* [Work required]: Write out every entry exactly as given, but omit the pictures.
━━━
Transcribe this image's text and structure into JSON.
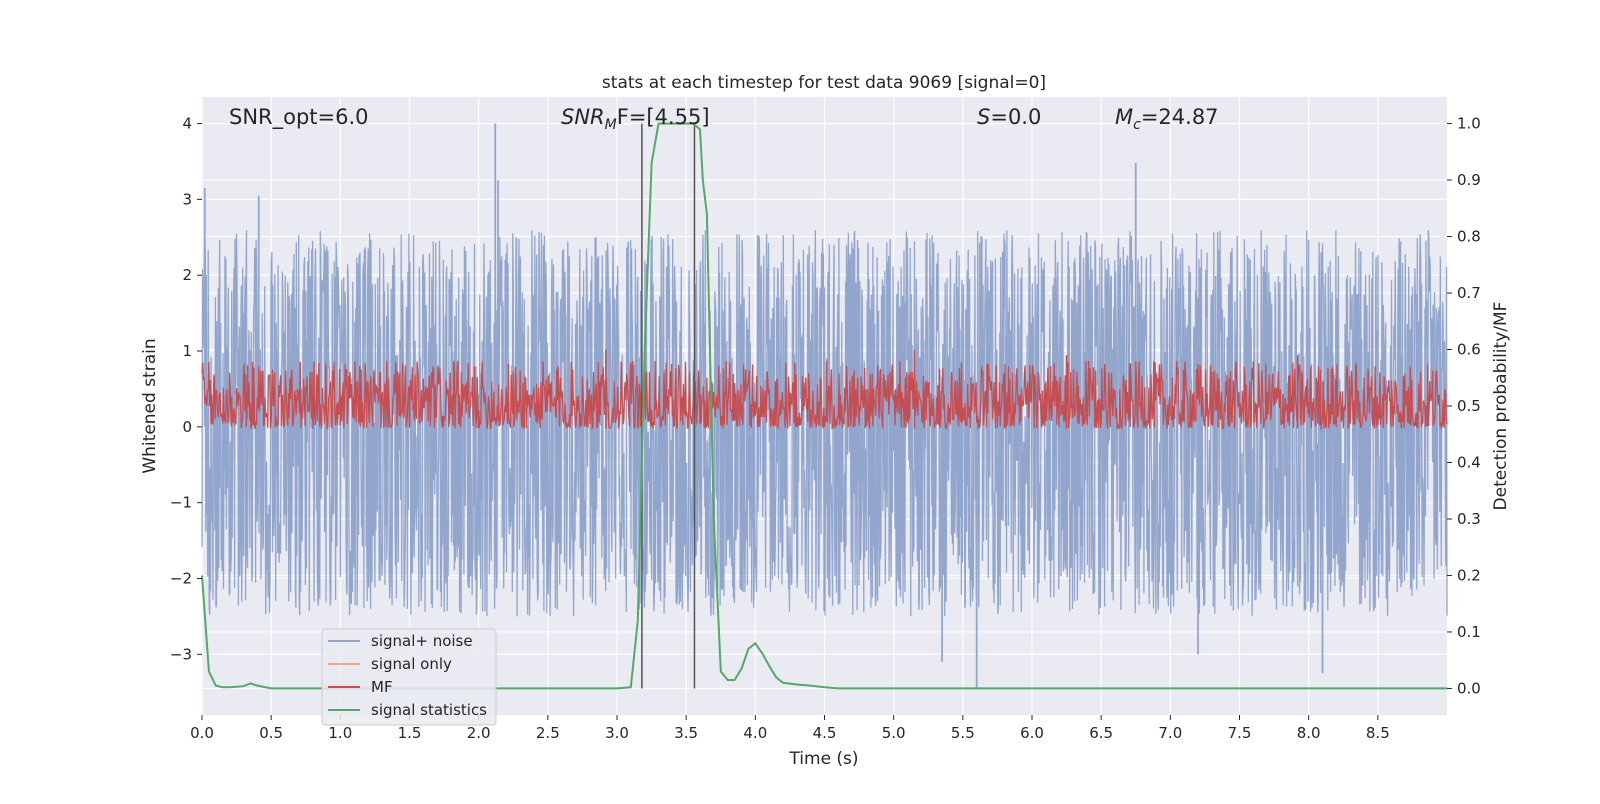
{
  "chart_data": {
    "type": "line",
    "title": "stats at each timestep for test data 9069 [signal=0]",
    "xlabel": "Time (s)",
    "ylabel_left": "Whitened strain",
    "ylabel_right": "Detection probability/MF",
    "xlim": [
      0,
      9
    ],
    "ylim_left": [
      -3.8,
      4.35
    ],
    "ylim_right": [
      -0.047,
      1.047
    ],
    "x_ticks": [
      "0.0",
      "0.5",
      "1.0",
      "1.5",
      "2.0",
      "2.5",
      "3.0",
      "3.5",
      "4.0",
      "4.5",
      "5.0",
      "5.5",
      "6.0",
      "6.5",
      "7.0",
      "7.5",
      "8.0",
      "8.5"
    ],
    "y_ticks_left": [
      "−3",
      "−2",
      "−1",
      "0",
      "1",
      "2",
      "3",
      "4"
    ],
    "y_ticks_right": [
      "0.0",
      "0.1",
      "0.2",
      "0.3",
      "0.4",
      "0.5",
      "0.6",
      "0.7",
      "0.8",
      "0.9",
      "1.0"
    ],
    "grid": true,
    "legend_placement": "lower-left",
    "annotations": {
      "snr_opt": "SNR_opt=6.0",
      "snr_mf_main": "SNR",
      "snr_mf_sub": "M",
      "snr_mf_rest": "F=[4.55]",
      "s_main": "S",
      "s_rest": "=0.0",
      "mc_main": "M",
      "mc_sub": "c",
      "mc_rest": "=24.87"
    },
    "vlines_x": [
      3.18,
      3.56
    ],
    "series": [
      {
        "name": "signal+ noise",
        "axis": "left",
        "color": "#92a6cd",
        "noise": {
          "min": -2.5,
          "max": 2.6,
          "spikes": [
            [
              0.02,
              3.15
            ],
            [
              0.41,
              3.05
            ],
            [
              2.12,
              4.0
            ],
            [
              2.14,
              3.25
            ],
            [
              6.75,
              3.48
            ],
            [
              5.6,
              -3.45
            ],
            [
              8.1,
              -3.25
            ],
            [
              7.2,
              -3.0
            ],
            [
              5.35,
              -3.1
            ]
          ]
        }
      },
      {
        "name": "signal only",
        "axis": "left",
        "color": "#e8a78c",
        "values": []
      },
      {
        "name": "MF",
        "axis": "right",
        "color": "#c44e52",
        "band": {
          "low": 0.46,
          "high": 0.58,
          "spikes": [
            [
              2.92,
              0.6
            ],
            [
              5.15,
              0.6
            ],
            [
              6.25,
              0.59
            ],
            [
              7.92,
              0.59
            ]
          ]
        }
      },
      {
        "name": "signal statistics",
        "axis": "right",
        "color": "#55a868",
        "x": [
          0.0,
          0.05,
          0.1,
          0.15,
          0.2,
          0.3,
          0.35,
          0.4,
          0.5,
          1.0,
          2.0,
          3.0,
          3.1,
          3.15,
          3.2,
          3.25,
          3.3,
          3.35,
          3.4,
          3.45,
          3.5,
          3.55,
          3.6,
          3.62,
          3.65,
          3.7,
          3.75,
          3.8,
          3.85,
          3.9,
          3.95,
          4.0,
          4.05,
          4.1,
          4.15,
          4.2,
          4.3,
          4.4,
          4.5,
          4.6,
          5.0,
          6.0,
          7.0,
          8.0,
          9.0
        ],
        "y": [
          0.2,
          0.03,
          0.005,
          0.002,
          0.002,
          0.004,
          0.009,
          0.005,
          0.0,
          0.0,
          0.0,
          0.0,
          0.002,
          0.12,
          0.6,
          0.93,
          1.0,
          1.0,
          1.0,
          1.0,
          1.0,
          1.0,
          0.99,
          0.9,
          0.84,
          0.3,
          0.03,
          0.015,
          0.015,
          0.035,
          0.07,
          0.08,
          0.062,
          0.04,
          0.02,
          0.01,
          0.007,
          0.005,
          0.002,
          0.0,
          0.0,
          0.0,
          0.0,
          0.0,
          0.0
        ]
      }
    ]
  }
}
━━━
* [Task answer]:
Transcribe this image's text and structure into JSON.
{
  "chart_data": {
    "type": "line",
    "title": "stats at each timestep for test data 9069 [signal=0]",
    "xlabel": "Time (s)",
    "ylabel_left": "Whitened strain",
    "ylabel_right": "Detection probability/MF",
    "xlim": [
      0,
      9
    ],
    "ylim_left": [
      -3.8,
      4.35
    ],
    "ylim_right": [
      -0.047,
      1.047
    ],
    "x_ticks": [
      "0.0",
      "0.5",
      "1.0",
      "1.5",
      "2.0",
      "2.5",
      "3.0",
      "3.5",
      "4.0",
      "4.5",
      "5.0",
      "5.5",
      "6.0",
      "6.5",
      "7.0",
      "7.5",
      "8.0",
      "8.5"
    ],
    "y_ticks_left": [
      "−3",
      "−2",
      "−1",
      "0",
      "1",
      "2",
      "3",
      "4"
    ],
    "y_ticks_right": [
      "0.0",
      "0.1",
      "0.2",
      "0.3",
      "0.4",
      "0.5",
      "0.6",
      "0.7",
      "0.8",
      "0.9",
      "1.0"
    ],
    "grid": true,
    "legend_placement": "lower-left",
    "annotations": {
      "snr_opt": "SNR_opt=6.0",
      "snr_mf_main": "SNR",
      "snr_mf_sub": "M",
      "snr_mf_rest": "F=[4.55]",
      "s_main": "S",
      "s_rest": "=0.0",
      "mc_main": "M",
      "mc_sub": "c",
      "mc_rest": "=24.87"
    },
    "vlines_x": [
      3.18,
      3.56
    ],
    "series": [
      {
        "name": "signal+ noise",
        "axis": "left",
        "color": "#92a6cd",
        "noise": {
          "min": -2.5,
          "max": 2.6,
          "spikes": [
            [
              0.02,
              3.15
            ],
            [
              0.41,
              3.05
            ],
            [
              2.12,
              4.0
            ],
            [
              2.14,
              3.25
            ],
            [
              6.75,
              3.48
            ],
            [
              5.6,
              -3.45
            ],
            [
              8.1,
              -3.25
            ],
            [
              7.2,
              -3.0
            ],
            [
              5.35,
              -3.1
            ]
          ]
        }
      },
      {
        "name": "signal only",
        "axis": "left",
        "color": "#e8a78c",
        "values": []
      },
      {
        "name": "MF",
        "axis": "right",
        "color": "#c44e52",
        "band": {
          "low": 0.46,
          "high": 0.58,
          "spikes": [
            [
              2.92,
              0.6
            ],
            [
              5.15,
              0.6
            ],
            [
              6.25,
              0.59
            ],
            [
              7.92,
              0.59
            ]
          ]
        }
      },
      {
        "name": "signal statistics",
        "axis": "right",
        "color": "#55a868",
        "x": [
          0.0,
          0.05,
          0.1,
          0.15,
          0.2,
          0.3,
          0.35,
          0.4,
          0.5,
          1.0,
          2.0,
          3.0,
          3.1,
          3.15,
          3.2,
          3.25,
          3.3,
          3.35,
          3.4,
          3.45,
          3.5,
          3.55,
          3.6,
          3.62,
          3.65,
          3.7,
          3.75,
          3.8,
          3.85,
          3.9,
          3.95,
          4.0,
          4.05,
          4.1,
          4.15,
          4.2,
          4.3,
          4.4,
          4.5,
          4.6,
          5.0,
          6.0,
          7.0,
          8.0,
          9.0
        ],
        "y": [
          0.2,
          0.03,
          0.005,
          0.002,
          0.002,
          0.004,
          0.009,
          0.005,
          0.0,
          0.0,
          0.0,
          0.0,
          0.002,
          0.12,
          0.6,
          0.93,
          1.0,
          1.0,
          1.0,
          1.0,
          1.0,
          1.0,
          0.99,
          0.9,
          0.84,
          0.3,
          0.03,
          0.015,
          0.015,
          0.035,
          0.07,
          0.08,
          0.062,
          0.04,
          0.02,
          0.01,
          0.007,
          0.005,
          0.002,
          0.0,
          0.0,
          0.0,
          0.0,
          0.0,
          0.0
        ]
      }
    ]
  }
}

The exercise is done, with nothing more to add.